Aim: Retype all the records with nothing changed.

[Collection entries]
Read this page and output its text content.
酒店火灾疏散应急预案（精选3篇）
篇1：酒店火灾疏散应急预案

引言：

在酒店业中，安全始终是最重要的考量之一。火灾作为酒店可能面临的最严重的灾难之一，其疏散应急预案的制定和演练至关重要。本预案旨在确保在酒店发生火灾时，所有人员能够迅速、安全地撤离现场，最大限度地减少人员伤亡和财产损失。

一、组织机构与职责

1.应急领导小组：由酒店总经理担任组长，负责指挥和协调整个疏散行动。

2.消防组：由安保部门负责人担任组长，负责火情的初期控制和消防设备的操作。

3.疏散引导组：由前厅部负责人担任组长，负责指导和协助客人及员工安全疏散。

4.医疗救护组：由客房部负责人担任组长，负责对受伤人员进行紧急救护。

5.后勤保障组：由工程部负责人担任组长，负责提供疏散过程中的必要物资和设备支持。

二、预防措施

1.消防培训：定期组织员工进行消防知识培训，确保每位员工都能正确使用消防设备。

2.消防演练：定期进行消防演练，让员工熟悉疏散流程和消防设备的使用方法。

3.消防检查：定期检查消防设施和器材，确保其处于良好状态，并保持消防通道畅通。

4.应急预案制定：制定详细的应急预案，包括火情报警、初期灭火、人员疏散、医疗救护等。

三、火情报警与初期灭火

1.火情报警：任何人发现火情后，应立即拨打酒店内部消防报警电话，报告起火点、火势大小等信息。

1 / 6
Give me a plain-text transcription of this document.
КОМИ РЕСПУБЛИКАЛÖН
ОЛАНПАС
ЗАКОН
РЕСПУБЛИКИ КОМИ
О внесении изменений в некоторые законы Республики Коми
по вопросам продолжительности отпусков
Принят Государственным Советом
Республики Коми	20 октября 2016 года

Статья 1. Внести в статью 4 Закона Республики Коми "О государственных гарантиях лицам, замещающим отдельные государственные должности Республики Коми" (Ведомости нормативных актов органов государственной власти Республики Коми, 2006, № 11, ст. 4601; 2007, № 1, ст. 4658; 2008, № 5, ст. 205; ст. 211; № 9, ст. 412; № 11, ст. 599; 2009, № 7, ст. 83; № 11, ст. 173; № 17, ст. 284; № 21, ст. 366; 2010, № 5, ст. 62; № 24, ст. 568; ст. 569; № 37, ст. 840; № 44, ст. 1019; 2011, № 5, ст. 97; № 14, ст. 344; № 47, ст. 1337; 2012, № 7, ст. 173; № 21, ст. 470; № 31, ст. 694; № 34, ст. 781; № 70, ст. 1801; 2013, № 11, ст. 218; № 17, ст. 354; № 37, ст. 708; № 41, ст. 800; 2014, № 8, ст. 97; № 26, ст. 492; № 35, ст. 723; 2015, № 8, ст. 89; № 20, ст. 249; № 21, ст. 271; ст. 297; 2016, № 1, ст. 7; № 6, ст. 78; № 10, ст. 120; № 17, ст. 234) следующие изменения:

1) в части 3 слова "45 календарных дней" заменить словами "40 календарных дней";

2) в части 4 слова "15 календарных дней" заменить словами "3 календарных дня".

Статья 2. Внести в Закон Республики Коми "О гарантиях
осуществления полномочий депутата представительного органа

Written solution:
Read this page and output its text content.
酒店火灾疏散应急预案（精选3篇）
篇1：酒店火灾疏散应急预案

引言：

在酒店业中，安全始终是最重要的考量之一。火灾作为酒店可能面临的最严重的灾难之一，其疏散应急预案的制定和演练至关重要。本预案旨在确保在酒店发生火灾时，所有人员能够迅速、安全地撤离现场，最大限度地减少人员伤亡和财产损失。

一、组织机构与职责

1.应急领导小组：由酒店总经理担任组长，负责指挥和协调整个疏散行动。

2.消防组：由安保部门负责人担任组长，负责火情的初期控制和消防设备的操作。

3.疏散引导组：由前厅部负责人担任组长，负责指导和协助客人及员工安全疏散。

4.医疗救护组：由客房部负责人担任组长，负责对受伤人员进行紧急救护。

5.后勤保障组：由工程部负责人担任组长，负责提供疏散过程中的必要物资和设备支持。

二、预防措施

1.消防培训：定期组织员工进行消防知识培训，确保每位员工都能正确使用消防设备。

2.消防演练：定期进行消防演练，让员工熟悉疏散流程和消防设备的使用方法。

3.消防检查：定期检查消防设施和器材，确保其处于良好状态，并保持消防通道畅通。

4.应急预案制定：制定详细的应急预案，包括火情报警、初期灭火、人员疏散、医疗救护等。

三、火情报警与初期灭火

1.火情报警：任何人发现火情后，应立即拨打酒店内部消防报警电话，报告起火点、火势大小等信息。

1 / 6
Give me a plain-text transcription of this document.
КОМИ РЕСПУБЛИКАЛÖН
ОЛАНПАС
ЗАКОН
РЕСПУБЛИКИ КОМИ
О внесении изменений в некоторые законы Республики Коми
по вопросам продолжительности отпусков
Принят Государственным Советом
Республики Коми	20 октября 2016 года

Статья 1. Внести в статью 4 Закона Республики Коми "О государственных гарантиях лицам, замещающим отдельные государственные должности Республики Коми" (Ведомости нормативных актов органов государственной власти Республики Коми, 2006, № 11, ст. 4601; 2007, № 1, ст. 4658; 2008, № 5, ст. 205; ст. 211; № 9, ст. 412; № 11, ст. 599; 2009, № 7, ст. 83; № 11, ст. 173; № 17, ст. 284; № 21, ст. 366; 2010, № 5, ст. 62; № 24, ст. 568; ст. 569; № 37, ст. 840; № 44, ст. 1019; 2011, № 5, ст. 97; № 14, ст. 344; № 47, ст. 1337; 2012, № 7, ст. 173; № 21, ст. 470; № 31, ст. 694; № 34, ст. 781; № 70, ст. 1801; 2013, № 11, ст. 218; № 17, ст. 354; № 37, ст. 708; № 41, ст. 800; 2014, № 8, ст. 97; № 26, ст. 492; № 35, ст. 723; 2015, № 8, ст. 89; № 20, ст. 249; № 21, ст. 271; ст. 297; 2016, № 1, ст. 7; № 6, ст. 78; № 10, ст. 120; № 17, ст. 234) следующие изменения:

1) в части 3 слова "45 календарных дней" заменить словами "40 календарных дней";

2) в части 4 слова "15 календарных дней" заменить словами "3 календарных дня".

Статья 2. Внести в Закон Республики Коми "О гарантиях
осуществления полномочий депутата представительного органа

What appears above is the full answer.